-- Exercise brief --
Output a single figure: the number of lines in which the word "Bolt" appears.

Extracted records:
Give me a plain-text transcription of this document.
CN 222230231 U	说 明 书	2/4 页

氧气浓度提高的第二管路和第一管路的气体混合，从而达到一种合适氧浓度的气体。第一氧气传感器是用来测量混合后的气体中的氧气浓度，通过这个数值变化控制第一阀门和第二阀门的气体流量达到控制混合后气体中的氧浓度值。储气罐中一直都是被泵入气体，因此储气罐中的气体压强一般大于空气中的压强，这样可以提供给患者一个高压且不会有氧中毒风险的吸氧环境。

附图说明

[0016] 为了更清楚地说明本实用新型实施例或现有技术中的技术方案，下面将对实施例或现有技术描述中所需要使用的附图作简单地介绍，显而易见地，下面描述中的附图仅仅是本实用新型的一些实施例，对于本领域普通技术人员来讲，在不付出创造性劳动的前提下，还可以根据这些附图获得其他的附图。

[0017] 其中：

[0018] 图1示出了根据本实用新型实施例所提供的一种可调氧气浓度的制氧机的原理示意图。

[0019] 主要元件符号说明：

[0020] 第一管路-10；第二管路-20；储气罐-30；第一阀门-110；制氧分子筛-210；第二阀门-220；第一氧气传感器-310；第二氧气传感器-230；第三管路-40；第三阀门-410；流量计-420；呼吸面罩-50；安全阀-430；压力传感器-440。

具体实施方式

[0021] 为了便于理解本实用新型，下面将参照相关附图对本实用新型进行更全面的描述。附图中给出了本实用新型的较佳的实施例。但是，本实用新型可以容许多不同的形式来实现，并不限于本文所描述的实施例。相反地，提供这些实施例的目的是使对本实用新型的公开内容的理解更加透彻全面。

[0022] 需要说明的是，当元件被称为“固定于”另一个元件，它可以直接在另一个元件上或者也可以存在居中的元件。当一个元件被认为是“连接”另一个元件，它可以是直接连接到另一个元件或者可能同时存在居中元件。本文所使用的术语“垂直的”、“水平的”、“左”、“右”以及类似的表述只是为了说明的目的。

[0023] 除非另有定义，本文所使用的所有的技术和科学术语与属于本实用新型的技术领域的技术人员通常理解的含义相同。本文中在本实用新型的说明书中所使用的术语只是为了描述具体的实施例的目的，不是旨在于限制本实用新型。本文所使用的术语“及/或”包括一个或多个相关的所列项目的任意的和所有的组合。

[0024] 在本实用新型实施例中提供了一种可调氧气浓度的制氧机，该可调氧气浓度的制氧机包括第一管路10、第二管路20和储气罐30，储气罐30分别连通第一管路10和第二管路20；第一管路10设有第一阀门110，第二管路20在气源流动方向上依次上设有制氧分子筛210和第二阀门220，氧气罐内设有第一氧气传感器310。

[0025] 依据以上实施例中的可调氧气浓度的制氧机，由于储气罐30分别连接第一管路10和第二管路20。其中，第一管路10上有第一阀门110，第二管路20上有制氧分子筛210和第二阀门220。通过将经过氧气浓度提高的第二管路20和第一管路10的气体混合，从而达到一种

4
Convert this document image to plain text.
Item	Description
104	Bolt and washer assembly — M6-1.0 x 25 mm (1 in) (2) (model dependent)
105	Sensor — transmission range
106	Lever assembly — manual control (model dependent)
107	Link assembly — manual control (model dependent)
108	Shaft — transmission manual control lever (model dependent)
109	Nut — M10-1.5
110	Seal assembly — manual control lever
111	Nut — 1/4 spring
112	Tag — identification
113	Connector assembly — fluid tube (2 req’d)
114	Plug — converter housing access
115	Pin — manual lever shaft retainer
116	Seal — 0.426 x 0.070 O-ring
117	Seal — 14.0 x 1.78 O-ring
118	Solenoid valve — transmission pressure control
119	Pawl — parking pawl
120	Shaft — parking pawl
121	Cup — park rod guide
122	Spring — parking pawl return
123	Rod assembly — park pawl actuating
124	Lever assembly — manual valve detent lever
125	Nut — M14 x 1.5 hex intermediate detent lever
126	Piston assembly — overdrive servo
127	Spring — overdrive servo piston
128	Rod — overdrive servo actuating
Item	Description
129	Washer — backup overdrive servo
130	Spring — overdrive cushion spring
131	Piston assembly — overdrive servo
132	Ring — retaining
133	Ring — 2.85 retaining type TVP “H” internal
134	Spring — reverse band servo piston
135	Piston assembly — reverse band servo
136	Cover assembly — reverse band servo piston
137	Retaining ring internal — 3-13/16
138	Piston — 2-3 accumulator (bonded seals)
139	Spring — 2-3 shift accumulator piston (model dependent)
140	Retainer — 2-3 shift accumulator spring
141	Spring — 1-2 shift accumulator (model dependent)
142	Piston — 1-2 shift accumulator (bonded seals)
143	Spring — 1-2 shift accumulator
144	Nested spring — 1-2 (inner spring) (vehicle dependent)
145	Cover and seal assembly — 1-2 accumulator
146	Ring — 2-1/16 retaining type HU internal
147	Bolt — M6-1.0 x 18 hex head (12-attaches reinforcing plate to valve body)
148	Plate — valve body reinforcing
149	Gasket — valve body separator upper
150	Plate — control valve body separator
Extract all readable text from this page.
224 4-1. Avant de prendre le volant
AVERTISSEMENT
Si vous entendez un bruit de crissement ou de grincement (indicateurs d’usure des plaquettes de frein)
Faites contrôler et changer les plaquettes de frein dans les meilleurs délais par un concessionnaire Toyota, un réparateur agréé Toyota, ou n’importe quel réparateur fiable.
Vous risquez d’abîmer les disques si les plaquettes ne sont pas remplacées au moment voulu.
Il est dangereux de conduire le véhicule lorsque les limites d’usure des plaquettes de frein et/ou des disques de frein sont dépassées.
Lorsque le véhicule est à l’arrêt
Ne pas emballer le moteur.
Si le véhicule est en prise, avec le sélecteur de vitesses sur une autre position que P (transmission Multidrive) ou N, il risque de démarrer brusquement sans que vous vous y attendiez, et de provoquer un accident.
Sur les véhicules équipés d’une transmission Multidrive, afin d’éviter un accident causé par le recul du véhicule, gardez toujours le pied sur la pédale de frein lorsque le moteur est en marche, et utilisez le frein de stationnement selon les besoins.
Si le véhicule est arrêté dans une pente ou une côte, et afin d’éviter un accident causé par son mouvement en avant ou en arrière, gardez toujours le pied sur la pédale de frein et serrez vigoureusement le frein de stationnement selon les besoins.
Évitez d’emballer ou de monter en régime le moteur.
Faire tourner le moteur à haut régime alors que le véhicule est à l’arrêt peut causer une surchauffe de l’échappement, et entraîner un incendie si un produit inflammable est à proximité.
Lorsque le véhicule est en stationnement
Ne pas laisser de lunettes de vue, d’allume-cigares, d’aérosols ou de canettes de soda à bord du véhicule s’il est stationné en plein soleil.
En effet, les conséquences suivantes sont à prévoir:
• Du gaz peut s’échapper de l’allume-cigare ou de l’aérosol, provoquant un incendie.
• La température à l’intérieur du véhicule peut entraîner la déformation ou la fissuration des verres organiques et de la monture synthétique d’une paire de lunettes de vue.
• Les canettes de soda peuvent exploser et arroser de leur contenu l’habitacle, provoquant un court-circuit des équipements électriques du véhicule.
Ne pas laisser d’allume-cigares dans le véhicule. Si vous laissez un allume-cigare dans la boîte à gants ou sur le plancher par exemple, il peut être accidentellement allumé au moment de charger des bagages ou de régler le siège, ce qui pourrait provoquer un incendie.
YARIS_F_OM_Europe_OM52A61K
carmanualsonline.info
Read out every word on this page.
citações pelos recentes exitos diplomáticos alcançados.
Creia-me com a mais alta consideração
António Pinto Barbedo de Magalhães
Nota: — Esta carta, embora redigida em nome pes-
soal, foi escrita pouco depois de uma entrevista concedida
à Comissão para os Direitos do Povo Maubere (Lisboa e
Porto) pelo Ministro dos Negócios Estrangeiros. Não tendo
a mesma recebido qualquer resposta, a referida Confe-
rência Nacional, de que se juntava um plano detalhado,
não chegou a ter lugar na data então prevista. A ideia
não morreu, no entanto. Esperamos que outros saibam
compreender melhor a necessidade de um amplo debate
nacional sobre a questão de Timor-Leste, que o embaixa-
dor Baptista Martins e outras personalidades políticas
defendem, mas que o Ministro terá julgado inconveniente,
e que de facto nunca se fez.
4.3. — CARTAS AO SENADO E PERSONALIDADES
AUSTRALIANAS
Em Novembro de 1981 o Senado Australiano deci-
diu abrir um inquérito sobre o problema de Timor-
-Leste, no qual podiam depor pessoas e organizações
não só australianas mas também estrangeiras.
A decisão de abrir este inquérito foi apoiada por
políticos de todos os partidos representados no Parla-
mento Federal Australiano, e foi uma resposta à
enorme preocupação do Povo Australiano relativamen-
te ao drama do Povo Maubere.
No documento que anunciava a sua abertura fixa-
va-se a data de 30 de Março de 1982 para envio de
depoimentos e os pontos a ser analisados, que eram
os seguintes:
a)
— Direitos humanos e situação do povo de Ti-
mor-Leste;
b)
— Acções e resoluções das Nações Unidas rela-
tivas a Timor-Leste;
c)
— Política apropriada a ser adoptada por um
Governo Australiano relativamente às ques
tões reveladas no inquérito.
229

-- Solution to this problem --
2